───── Record set

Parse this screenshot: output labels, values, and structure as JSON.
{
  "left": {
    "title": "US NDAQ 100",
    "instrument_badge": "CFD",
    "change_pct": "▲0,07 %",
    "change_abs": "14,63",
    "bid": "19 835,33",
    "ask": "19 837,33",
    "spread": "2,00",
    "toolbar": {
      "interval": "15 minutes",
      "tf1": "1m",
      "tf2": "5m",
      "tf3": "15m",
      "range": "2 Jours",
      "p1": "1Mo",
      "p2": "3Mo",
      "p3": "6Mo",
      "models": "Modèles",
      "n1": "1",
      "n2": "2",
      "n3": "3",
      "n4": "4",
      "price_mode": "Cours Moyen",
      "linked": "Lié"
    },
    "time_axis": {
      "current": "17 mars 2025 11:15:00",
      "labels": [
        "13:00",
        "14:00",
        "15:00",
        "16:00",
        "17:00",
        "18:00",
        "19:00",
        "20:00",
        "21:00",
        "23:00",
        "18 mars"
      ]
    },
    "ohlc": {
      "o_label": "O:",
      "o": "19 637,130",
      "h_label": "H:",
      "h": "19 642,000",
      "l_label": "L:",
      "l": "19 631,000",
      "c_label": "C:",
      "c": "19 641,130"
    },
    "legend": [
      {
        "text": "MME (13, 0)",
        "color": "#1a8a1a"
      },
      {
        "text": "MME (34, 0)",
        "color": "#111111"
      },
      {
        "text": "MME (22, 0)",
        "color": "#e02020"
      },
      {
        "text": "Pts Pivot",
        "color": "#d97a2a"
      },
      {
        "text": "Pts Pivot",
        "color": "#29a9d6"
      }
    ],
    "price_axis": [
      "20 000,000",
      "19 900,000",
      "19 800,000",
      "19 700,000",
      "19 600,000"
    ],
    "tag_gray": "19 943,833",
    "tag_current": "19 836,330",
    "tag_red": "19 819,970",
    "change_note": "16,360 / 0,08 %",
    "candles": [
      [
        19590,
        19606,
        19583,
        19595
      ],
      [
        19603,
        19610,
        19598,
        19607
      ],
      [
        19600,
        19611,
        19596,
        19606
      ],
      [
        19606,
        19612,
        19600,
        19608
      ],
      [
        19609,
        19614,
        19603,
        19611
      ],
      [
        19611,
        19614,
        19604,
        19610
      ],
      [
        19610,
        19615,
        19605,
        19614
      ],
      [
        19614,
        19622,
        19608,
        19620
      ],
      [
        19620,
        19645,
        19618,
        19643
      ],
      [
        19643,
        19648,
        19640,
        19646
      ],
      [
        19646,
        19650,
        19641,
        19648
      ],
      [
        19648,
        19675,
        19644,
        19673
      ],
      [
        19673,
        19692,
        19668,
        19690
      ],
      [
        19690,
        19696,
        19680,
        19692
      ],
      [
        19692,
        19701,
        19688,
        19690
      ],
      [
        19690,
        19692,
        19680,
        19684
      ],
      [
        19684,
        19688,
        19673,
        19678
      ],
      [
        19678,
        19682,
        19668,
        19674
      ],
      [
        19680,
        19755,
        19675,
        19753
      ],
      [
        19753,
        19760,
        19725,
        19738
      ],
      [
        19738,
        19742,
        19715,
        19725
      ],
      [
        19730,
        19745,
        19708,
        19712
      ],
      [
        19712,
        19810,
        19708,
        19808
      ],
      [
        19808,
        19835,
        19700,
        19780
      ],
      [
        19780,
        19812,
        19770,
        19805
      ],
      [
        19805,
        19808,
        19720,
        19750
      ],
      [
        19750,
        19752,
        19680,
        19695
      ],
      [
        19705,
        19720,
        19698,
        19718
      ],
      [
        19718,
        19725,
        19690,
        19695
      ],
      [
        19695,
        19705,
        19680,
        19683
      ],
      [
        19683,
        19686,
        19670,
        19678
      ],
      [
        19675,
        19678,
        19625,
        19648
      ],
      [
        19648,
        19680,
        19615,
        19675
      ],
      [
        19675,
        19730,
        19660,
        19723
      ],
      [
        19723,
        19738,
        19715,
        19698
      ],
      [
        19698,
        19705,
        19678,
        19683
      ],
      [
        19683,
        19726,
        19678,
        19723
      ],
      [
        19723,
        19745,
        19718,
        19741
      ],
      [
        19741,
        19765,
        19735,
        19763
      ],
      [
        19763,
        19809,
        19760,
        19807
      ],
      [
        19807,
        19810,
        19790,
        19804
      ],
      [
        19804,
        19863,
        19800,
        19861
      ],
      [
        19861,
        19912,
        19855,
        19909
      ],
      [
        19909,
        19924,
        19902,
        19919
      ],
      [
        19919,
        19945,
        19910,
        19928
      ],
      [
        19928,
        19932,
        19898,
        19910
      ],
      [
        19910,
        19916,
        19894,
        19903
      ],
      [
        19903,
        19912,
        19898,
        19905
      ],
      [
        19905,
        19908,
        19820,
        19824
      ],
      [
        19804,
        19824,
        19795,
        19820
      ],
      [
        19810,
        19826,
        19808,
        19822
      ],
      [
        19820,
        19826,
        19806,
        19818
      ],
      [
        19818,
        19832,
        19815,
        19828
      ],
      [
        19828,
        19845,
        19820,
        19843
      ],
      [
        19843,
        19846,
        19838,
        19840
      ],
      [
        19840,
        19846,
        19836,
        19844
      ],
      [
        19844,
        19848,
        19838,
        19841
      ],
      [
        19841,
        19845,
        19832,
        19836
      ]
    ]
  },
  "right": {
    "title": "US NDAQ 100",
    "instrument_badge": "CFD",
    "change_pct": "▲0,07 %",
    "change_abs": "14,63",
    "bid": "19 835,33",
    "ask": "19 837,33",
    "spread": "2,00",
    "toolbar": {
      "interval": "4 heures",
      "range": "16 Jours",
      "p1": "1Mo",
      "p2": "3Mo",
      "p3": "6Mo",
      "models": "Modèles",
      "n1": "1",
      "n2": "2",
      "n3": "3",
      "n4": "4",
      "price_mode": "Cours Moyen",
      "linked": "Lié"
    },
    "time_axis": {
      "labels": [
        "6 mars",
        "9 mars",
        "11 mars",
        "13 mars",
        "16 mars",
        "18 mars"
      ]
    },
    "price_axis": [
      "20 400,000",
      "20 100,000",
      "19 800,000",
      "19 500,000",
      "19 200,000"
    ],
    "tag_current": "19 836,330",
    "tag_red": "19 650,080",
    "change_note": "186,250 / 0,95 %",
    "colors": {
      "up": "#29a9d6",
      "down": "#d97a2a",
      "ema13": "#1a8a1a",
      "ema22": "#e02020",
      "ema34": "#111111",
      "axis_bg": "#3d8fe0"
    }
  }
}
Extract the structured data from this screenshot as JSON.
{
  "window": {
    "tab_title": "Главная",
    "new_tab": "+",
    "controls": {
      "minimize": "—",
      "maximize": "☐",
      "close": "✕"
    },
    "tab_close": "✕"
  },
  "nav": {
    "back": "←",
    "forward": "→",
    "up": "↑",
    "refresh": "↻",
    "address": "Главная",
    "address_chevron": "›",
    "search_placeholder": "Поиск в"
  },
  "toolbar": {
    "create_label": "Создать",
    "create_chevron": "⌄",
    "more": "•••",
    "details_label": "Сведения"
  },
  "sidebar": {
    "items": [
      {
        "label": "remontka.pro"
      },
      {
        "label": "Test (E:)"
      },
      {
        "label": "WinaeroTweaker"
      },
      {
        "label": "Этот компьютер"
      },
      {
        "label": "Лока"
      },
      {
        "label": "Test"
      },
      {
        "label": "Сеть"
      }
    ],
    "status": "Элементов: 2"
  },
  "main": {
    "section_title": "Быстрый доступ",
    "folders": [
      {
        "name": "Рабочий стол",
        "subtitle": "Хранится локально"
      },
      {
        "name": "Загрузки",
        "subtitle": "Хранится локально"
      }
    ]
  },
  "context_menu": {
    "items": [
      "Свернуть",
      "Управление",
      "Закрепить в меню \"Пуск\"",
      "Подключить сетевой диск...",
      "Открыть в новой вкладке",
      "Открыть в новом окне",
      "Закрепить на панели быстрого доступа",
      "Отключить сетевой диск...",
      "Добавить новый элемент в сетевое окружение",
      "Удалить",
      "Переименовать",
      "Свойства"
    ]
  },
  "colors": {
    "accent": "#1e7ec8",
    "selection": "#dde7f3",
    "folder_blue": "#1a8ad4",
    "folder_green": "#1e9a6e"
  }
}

──────────

**Instructions to follow:**
Search the records above for "Закрепить". Copy each line where it is found.

**Complete answer:**
      "Закрепить в меню \"Пуск\"",
      "Закрепить на панели быстрого доступа",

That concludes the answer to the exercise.